## START PASSAGE TO READ
About six or seven years ago I found myself at a point in my life where I was either going to be alright with being single or I was going to focus on what it really meant to be a wife. To that end, I wrote down a list of the attributes that I would like to see in a husband. I gave my mother and father a copy, and they committed to pray. Here is the list:
A heart and mind to do the Will of God
Integrity
Provider
Leader
Loves Jesus and puts Him first and above all else
Is not ashamed of sharing the Gospel
Is in tune with how I feel
Can communicate
Adores me
Has his life basically together
A close and intimate relationship with Jesus
A presence
Supporter
Matthew 6:33-34
First Samuel 1:9-11
On December 3, 2002, God brought me to you. June 26, 2004, we were wed and what a blessed day that was! Lovie, you have exceeded my desires for a husband. I praise God for you every day. I some times feel that I don’t deserve you. When I am at my worst…you love me. When I seem to loose my way…you gently guide me back to reality. You lead our family under the covering of God. I just love the way that you love me. You are an answer to prayer… I sometimes find myself waiting impatiently for you to return home, just so that I can see you or hear your voice.
I love the way you are with Jax. I love even more the way he adores you. Sometimes, when you leave, he’ll get his diaper bag and tell me bye-bye and head for the door and point and say ‘daddy’. It’s hard for me to explain to a 16 month old that he can’t go with you and you’ll be back after his afternoon nap. I can’t wait to see you with Ashlyn.
## END PASSAGE TO READ
• [STATED EXERCISE]:
The passage about praying for a husband includes a list of hoped-for attributes. Give every item on that list that is a single word.
## START GIVEN INFORMATION
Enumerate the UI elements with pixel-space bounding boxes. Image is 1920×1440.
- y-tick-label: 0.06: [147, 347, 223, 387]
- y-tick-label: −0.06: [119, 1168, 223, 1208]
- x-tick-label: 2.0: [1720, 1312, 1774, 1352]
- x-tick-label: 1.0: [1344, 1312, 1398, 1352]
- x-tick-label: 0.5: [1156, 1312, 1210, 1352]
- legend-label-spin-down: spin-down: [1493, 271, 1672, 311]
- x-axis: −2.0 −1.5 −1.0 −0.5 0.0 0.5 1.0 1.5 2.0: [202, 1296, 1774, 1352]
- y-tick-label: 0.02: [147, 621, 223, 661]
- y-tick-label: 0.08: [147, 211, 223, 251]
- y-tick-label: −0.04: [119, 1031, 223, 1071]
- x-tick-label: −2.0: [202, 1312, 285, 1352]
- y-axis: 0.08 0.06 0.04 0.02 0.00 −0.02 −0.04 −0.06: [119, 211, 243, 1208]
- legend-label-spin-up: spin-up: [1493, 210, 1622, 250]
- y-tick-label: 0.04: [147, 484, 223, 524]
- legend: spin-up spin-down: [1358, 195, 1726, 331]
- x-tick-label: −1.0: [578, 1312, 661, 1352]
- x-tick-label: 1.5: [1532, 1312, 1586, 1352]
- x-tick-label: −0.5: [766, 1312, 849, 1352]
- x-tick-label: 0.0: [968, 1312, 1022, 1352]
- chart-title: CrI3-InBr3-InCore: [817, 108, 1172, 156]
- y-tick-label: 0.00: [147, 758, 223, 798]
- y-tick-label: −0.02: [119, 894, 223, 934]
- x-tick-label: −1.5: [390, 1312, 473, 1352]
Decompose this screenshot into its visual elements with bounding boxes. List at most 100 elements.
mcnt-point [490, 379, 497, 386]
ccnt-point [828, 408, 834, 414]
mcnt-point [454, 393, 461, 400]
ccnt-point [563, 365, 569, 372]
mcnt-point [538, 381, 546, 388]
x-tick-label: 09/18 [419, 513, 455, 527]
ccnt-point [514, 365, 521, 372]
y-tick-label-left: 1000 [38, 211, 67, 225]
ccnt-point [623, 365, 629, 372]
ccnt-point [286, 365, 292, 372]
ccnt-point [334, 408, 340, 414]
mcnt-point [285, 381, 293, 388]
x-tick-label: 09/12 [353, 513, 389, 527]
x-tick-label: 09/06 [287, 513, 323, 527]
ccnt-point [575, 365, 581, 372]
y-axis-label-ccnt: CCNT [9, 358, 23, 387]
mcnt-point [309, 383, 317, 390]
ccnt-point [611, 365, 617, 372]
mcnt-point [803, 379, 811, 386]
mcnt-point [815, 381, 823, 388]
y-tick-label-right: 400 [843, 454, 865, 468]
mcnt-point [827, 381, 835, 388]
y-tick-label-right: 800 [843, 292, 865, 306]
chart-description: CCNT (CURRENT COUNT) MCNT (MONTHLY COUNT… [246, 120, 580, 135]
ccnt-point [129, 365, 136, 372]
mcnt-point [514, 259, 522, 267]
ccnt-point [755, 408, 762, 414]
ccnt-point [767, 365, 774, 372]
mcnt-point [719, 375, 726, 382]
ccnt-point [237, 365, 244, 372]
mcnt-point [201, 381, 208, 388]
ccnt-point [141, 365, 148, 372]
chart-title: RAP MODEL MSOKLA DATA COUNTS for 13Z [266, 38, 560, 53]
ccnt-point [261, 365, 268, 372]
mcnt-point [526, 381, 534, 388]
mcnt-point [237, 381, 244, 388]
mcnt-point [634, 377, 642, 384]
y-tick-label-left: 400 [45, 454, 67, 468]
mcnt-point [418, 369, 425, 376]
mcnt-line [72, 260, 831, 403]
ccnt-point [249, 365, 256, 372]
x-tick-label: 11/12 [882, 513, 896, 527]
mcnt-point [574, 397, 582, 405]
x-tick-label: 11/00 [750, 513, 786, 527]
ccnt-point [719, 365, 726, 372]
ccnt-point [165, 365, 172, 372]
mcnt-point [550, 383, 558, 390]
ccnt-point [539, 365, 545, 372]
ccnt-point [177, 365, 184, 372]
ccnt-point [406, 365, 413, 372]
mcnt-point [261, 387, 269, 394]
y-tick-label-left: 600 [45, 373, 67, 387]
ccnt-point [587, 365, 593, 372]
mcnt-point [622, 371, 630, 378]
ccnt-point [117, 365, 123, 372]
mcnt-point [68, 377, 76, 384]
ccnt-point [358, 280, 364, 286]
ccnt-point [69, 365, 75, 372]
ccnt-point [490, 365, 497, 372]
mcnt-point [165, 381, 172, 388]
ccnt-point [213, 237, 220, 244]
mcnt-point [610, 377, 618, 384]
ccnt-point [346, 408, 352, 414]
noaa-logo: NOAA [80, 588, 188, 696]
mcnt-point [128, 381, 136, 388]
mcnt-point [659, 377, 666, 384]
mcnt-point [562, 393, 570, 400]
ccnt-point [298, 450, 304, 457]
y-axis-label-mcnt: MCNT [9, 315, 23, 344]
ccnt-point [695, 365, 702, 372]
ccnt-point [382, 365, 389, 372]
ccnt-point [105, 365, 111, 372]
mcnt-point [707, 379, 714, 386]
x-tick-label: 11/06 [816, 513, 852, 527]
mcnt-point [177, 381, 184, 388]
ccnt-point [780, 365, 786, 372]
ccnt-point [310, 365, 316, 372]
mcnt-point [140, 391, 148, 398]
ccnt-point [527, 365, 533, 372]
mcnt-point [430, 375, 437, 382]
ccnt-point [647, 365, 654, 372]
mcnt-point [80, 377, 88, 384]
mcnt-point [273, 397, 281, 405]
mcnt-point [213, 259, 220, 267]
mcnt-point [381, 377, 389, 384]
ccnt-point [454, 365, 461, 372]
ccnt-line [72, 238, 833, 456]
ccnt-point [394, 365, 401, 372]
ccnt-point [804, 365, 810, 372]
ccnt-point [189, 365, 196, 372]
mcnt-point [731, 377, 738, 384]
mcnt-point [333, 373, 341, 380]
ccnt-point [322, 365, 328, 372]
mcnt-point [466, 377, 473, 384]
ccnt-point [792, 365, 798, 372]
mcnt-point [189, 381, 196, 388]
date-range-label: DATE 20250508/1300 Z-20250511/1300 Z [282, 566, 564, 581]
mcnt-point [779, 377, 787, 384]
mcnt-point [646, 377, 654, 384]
## END GIVEN INFORMATION
• [WRITTEN ANSWER]:
Integrity, Provider, Leader, Supporter